> [What the task asks] Below are some records. Say in a single number how many of their lines include the word "JSON".

> [Records provided]
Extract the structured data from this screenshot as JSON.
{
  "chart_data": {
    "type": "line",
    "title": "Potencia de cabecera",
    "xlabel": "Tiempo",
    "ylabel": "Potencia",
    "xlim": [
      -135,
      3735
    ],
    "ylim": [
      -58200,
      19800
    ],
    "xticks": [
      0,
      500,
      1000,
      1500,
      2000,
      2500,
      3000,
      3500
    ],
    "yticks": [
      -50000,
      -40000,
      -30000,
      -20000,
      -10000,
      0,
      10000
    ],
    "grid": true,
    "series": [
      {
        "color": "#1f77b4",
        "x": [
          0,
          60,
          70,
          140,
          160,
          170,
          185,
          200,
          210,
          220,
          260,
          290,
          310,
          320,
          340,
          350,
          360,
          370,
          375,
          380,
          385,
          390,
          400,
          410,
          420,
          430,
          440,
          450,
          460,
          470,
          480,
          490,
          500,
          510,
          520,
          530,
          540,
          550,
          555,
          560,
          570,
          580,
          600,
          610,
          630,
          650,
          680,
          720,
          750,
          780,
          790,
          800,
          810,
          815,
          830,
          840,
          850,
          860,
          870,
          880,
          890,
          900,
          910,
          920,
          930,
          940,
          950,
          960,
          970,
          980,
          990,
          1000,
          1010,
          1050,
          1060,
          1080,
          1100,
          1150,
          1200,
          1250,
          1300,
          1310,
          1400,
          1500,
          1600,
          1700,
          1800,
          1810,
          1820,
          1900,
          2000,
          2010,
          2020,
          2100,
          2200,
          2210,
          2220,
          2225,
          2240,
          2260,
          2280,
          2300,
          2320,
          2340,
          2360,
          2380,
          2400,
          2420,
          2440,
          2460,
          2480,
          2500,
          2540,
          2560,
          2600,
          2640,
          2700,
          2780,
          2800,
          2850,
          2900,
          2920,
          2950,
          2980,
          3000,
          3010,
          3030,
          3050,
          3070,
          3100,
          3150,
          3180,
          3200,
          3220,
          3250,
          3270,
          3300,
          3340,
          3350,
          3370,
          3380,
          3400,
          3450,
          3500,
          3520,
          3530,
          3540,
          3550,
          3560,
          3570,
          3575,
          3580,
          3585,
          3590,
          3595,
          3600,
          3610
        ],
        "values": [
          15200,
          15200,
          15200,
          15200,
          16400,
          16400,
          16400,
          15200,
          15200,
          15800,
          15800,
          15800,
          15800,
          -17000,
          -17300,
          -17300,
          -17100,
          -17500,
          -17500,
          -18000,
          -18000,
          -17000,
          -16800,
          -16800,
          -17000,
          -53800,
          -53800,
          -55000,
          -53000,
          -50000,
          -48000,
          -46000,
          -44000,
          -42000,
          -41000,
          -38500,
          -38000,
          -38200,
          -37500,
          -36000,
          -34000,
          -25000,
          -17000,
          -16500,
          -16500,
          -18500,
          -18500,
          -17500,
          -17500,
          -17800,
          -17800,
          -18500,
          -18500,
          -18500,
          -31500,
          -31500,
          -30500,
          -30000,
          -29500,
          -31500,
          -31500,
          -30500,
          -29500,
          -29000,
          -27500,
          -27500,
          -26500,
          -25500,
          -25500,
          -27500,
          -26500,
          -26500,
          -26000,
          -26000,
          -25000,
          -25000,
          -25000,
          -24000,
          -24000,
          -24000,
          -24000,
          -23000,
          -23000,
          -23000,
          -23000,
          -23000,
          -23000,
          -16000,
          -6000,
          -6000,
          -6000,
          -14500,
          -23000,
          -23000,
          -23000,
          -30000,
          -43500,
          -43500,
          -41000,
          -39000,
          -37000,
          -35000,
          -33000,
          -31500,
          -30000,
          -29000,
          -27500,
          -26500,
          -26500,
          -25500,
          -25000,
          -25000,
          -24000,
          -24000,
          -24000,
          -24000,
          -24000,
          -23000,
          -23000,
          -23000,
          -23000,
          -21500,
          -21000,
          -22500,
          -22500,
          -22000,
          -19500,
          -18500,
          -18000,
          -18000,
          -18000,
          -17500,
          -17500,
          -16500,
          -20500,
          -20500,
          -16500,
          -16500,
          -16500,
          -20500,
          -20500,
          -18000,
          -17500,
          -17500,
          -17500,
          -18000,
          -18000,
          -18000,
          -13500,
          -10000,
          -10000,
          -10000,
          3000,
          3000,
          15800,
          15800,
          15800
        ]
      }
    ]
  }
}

--

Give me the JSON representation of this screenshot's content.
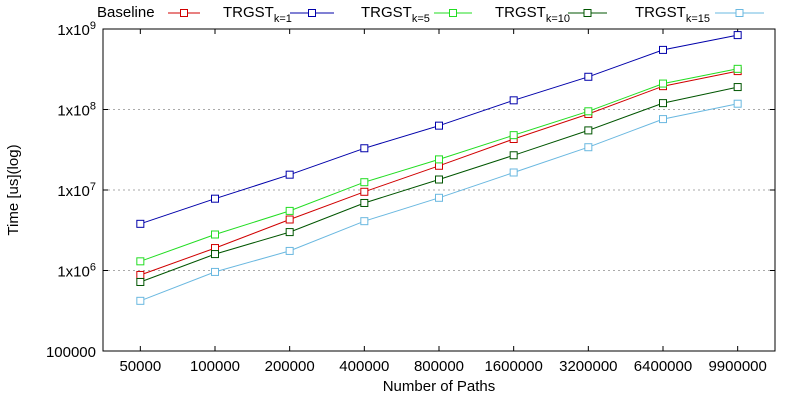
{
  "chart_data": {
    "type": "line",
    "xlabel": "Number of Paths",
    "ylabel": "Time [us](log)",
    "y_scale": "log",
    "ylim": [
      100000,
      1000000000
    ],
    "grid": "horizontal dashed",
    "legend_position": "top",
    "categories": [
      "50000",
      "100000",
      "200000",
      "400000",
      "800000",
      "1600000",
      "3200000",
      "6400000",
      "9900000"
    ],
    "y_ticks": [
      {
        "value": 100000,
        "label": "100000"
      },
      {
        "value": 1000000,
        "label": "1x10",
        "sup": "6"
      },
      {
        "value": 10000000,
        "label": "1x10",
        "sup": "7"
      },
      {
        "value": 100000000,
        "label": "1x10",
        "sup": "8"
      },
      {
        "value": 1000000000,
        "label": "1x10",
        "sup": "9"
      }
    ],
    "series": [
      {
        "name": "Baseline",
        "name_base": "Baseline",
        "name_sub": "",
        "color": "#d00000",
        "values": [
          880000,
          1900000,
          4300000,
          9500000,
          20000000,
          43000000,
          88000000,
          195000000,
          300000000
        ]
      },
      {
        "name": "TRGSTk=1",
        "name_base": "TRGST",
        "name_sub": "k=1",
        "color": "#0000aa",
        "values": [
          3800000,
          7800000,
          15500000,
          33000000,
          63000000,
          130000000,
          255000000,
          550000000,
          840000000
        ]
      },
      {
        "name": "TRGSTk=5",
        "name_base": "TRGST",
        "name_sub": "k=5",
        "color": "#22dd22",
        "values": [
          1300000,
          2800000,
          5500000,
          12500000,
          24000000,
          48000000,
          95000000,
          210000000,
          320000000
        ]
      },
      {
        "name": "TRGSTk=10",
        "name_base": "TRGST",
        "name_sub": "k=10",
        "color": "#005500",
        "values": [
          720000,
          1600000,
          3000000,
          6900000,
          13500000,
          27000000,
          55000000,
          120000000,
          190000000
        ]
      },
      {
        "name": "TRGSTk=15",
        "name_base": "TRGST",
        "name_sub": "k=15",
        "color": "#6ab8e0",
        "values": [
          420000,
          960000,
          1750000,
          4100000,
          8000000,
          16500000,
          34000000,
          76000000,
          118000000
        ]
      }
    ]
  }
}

> [Finished answer] 2